◆ **THE PROBLEM**
Only a number is wanted: the count of lines in this listing that contain "name".

Dataset records on visual material
* * * * * * * * *

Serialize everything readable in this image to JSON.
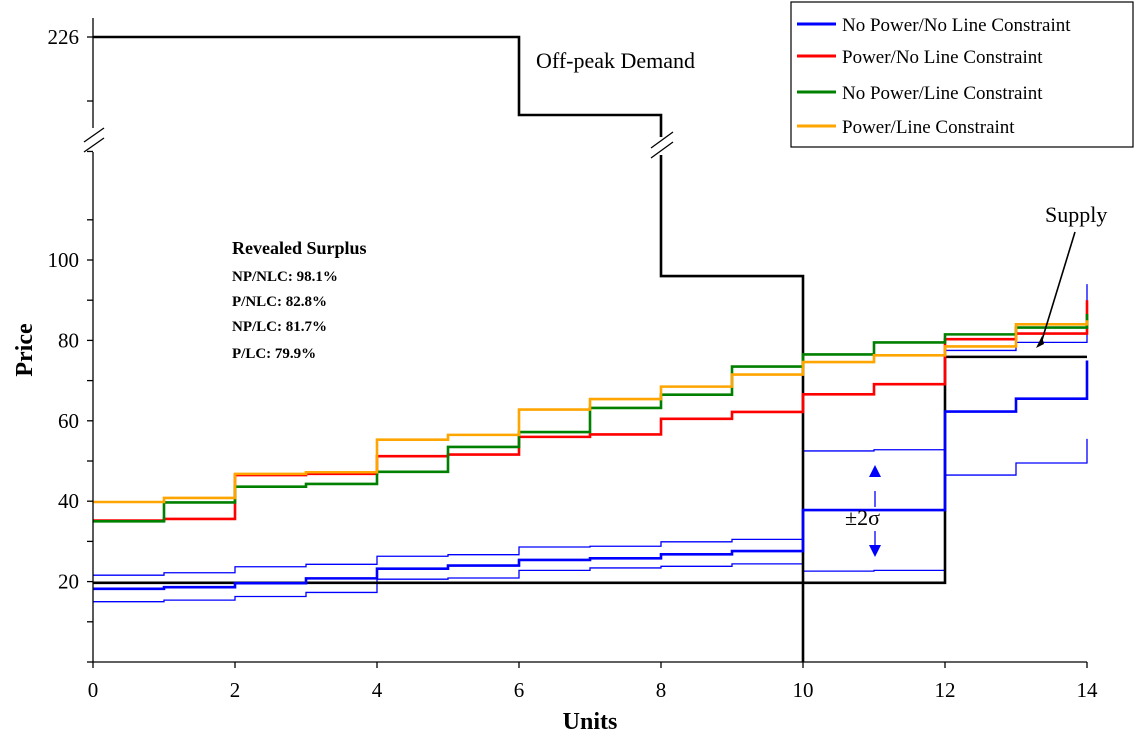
{
  "chart_data": {
    "type": "line",
    "step": true,
    "xlabel": "Units",
    "ylabel": "Price",
    "xlim": [
      0,
      14
    ],
    "x_ticks": [
      "0",
      "2",
      "4",
      "6",
      "8",
      "10",
      "12",
      "14"
    ],
    "y_ticks": [
      "20",
      "40",
      "60",
      "80",
      "100"
    ],
    "y_break_tick": "226",
    "y_axis_break": true,
    "grid": false,
    "legend_position": "top-right",
    "series": [
      {
        "name": "No Power/No Line Constraint",
        "color": "#0000ff",
        "x": [
          0,
          1,
          2,
          3,
          4,
          5,
          6,
          7,
          8,
          9,
          10,
          11,
          12,
          13,
          14
        ],
        "y": [
          18.2,
          18.6,
          19.6,
          20.8,
          23.2,
          24.0,
          25.4,
          25.8,
          26.8,
          27.6,
          37.8,
          37.8,
          62.3,
          65.5,
          75
        ]
      },
      {
        "name": "Power/No Line Constraint",
        "color": "#ff0000",
        "x": [
          0,
          1,
          2,
          3,
          4,
          5,
          6,
          7,
          8,
          9,
          10,
          11,
          12,
          13,
          14
        ],
        "y": [
          35.2,
          35.6,
          46.5,
          46.8,
          51.2,
          51.6,
          56.0,
          56.6,
          60.5,
          62.2,
          66.6,
          69.1,
          80.3,
          81.7,
          90
        ]
      },
      {
        "name": "No Power/Line Constraint",
        "color": "#008000",
        "x": [
          0,
          1,
          2,
          3,
          4,
          5,
          6,
          7,
          8,
          9,
          10,
          11,
          12,
          13,
          14
        ],
        "y": [
          35.0,
          39.7,
          43.6,
          44.3,
          47.3,
          53.5,
          57.2,
          63.2,
          66.5,
          73.5,
          76.5,
          79.5,
          81.5,
          83.2,
          86.6
        ]
      },
      {
        "name": "Power/Line Constraint",
        "color": "#ffa500",
        "x": [
          0,
          1,
          2,
          3,
          4,
          5,
          6,
          7,
          8,
          9,
          10,
          11,
          12,
          13,
          14
        ],
        "y": [
          39.8,
          40.8,
          46.8,
          47.2,
          55.3,
          56.5,
          62.8,
          65.4,
          68.5,
          71.5,
          74.6,
          76.3,
          78.5,
          84.0,
          85.0
        ]
      }
    ],
    "sigma_bands": [
      {
        "x": [
          0,
          1,
          2,
          3,
          4,
          5,
          6,
          7,
          8,
          9,
          10,
          11,
          12,
          13,
          14
        ],
        "y": [
          21.6,
          22.2,
          23.7,
          24.3,
          26.3,
          26.7,
          28.6,
          28.8,
          29.9,
          30.5,
          52.5,
          52.8,
          77.5,
          79.5,
          94
        ]
      },
      {
        "x": [
          0,
          1,
          2,
          3,
          4,
          5,
          6,
          7,
          8,
          9,
          10,
          11,
          12,
          13,
          14
        ],
        "y": [
          15.0,
          15.4,
          16.3,
          17.3,
          20.6,
          20.9,
          22.8,
          23.4,
          23.8,
          24.4,
          22.6,
          22.8,
          46.5,
          49.5,
          55.5
        ]
      }
    ],
    "demand": {
      "steps": [
        {
          "x0": 0,
          "x1": 6,
          "y": 226,
          "broken": true
        },
        {
          "x0": 6,
          "x1": 8,
          "y": 210,
          "broken": true
        },
        {
          "x0": 8,
          "x1": 10,
          "y": 96,
          "broken": false
        }
      ]
    },
    "supply": {
      "steps": [
        {
          "x0": 0,
          "x1": 12,
          "y": 19.7
        },
        {
          "x0": 12,
          "x1": 14,
          "y": 75.9
        }
      ]
    },
    "annotations": {
      "demand_label": "Off-peak Demand",
      "supply_label": "Supply",
      "sigma_label": "±2σ",
      "surplus_title": "Revealed Surplus",
      "surplus_lines": [
        "NP/NLC: 98.1%",
        "P/NLC: 82.8%",
        "NP/LC: 81.7%",
        "P/LC: 79.9%"
      ]
    }
  }
}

* * * * * * * * *

◆ **ANSWER TO THIS EXERCISE**
4